---------- WORKING DATA

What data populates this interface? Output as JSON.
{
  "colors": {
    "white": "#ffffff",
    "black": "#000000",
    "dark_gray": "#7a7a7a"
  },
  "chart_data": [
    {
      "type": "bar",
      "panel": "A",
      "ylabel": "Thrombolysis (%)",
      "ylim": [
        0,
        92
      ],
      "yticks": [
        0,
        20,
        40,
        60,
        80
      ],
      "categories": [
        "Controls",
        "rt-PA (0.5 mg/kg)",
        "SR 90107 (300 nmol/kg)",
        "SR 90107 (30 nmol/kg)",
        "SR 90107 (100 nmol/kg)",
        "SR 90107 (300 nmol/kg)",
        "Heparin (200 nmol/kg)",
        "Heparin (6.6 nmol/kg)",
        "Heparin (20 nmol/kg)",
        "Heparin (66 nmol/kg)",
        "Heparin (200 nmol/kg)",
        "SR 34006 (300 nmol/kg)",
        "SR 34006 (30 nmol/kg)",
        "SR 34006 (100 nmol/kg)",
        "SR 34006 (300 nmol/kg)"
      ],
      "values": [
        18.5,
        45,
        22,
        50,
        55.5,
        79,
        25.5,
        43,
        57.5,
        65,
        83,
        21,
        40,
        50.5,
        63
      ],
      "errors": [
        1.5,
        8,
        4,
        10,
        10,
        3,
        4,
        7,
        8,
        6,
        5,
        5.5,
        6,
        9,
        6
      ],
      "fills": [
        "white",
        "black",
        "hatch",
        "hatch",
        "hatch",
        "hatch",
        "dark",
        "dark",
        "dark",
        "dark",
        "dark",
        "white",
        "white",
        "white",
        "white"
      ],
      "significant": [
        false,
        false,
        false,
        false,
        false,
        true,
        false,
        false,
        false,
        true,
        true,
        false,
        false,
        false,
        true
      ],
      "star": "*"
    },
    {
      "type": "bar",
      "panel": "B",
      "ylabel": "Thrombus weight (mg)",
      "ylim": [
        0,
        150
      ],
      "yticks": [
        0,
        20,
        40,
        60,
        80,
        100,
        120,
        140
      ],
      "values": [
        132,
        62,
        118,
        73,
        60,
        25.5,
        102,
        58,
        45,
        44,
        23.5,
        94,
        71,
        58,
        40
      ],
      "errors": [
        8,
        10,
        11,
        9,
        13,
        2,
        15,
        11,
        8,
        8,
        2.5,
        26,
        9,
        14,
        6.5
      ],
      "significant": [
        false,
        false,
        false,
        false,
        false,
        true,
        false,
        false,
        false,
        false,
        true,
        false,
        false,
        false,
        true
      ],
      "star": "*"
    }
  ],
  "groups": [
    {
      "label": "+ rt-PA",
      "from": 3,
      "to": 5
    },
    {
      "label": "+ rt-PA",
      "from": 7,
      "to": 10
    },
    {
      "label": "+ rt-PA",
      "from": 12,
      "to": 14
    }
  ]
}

--------------------

PROMPT ->
Repeat the data precisely, reproducing every entry.

TASK OUTPUT ->
What data populates this interface? Output as JSON.
{
  "colors": {
    "white": "#ffffff",
    "black": "#000000",
    "dark_gray": "#7a7a7a"
  },
  "chart_data": [
    {
      "type": "bar",
      "panel": "A",
      "ylabel": "Thrombolysis (%)",
      "ylim": [
        0,
        92
      ],
      "yticks": [
        0,
        20,
        40,
        60,
        80
      ],
      "categories": [
        "Controls",
        "rt-PA (0.5 mg/kg)",
        "SR 90107 (300 nmol/kg)",
        "SR 90107 (30 nmol/kg)",
        "SR 90107 (100 nmol/kg)",
        "SR 90107 (300 nmol/kg)",
        "Heparin (200 nmol/kg)",
        "Heparin (6.6 nmol/kg)",
        "Heparin (20 nmol/kg)",
        "Heparin (66 nmol/kg)",
        "Heparin (200 nmol/kg)",
        "SR 34006 (300 nmol/kg)",
        "SR 34006 (30 nmol/kg)",
        "SR 34006 (100 nmol/kg)",
        "SR 34006 (300 nmol/kg)"
      ],
      "values": [
        18.5,
        45,
        22,
        50,
        55.5,
        79,
        25.5,
        43,
        57.5,
        65,
        83,
        21,
        40,
        50.5,
        63
      ],
      "errors": [
        1.5,
        8,
        4,
        10,
        10,
        3,
        4,
        7,
        8,
        6,
        5,
        5.5,
        6,
        9,
        6
      ],
      "fills": [
        "white",
        "black",
        "hatch",
        "hatch",
        "hatch",
        "hatch",
        "dark",
        "dark",
        "dark",
        "dark",
        "dark",
        "white",
        "white",
        "white",
        "white"
      ],
      "significant": [
        false,
        false,
        false,
        false,
        false,
        true,
        false,
        false,
        false,
        true,
        true,
        false,
        false,
        false,
        true
      ],
      "star": "*"
    },
    {
      "type": "bar",
      "panel": "B",
      "ylabel": "Thrombus weight (mg)",
      "ylim": [
        0,
        150
      ],
      "yticks": [
        0,
        20,
        40,
        60,
        80,
        100,
        120,
        140
      ],
      "values": [
        132,
        62,
        118,
        73,
        60,
        25.5,
        102,
        58,
        45,
        44,
        23.5,
        94,
        71,
        58,
        40
      ],
      "errors": [
        8,
        10,
        11,
        9,
        13,
        2,
        15,
        11,
        8,
        8,
        2.5,
        26,
        9,
        14,
        6.5
      ],
      "significant": [
        false,
        false,
        false,
        false,
        false,
        true,
        false,
        false,
        false,
        false,
        true,
        false,
        false,
        false,
        true
      ],
      "star": "*"
    }
  ],
  "groups": [
    {
      "label": "+ rt-PA",
      "from": 3,
      "to": 5
    },
    {
      "label": "+ rt-PA",
      "from": 7,
      "to": 10
    },
    {
      "label": "+ rt-PA",
      "from": 12,
      "to": 14
    }
  ]
}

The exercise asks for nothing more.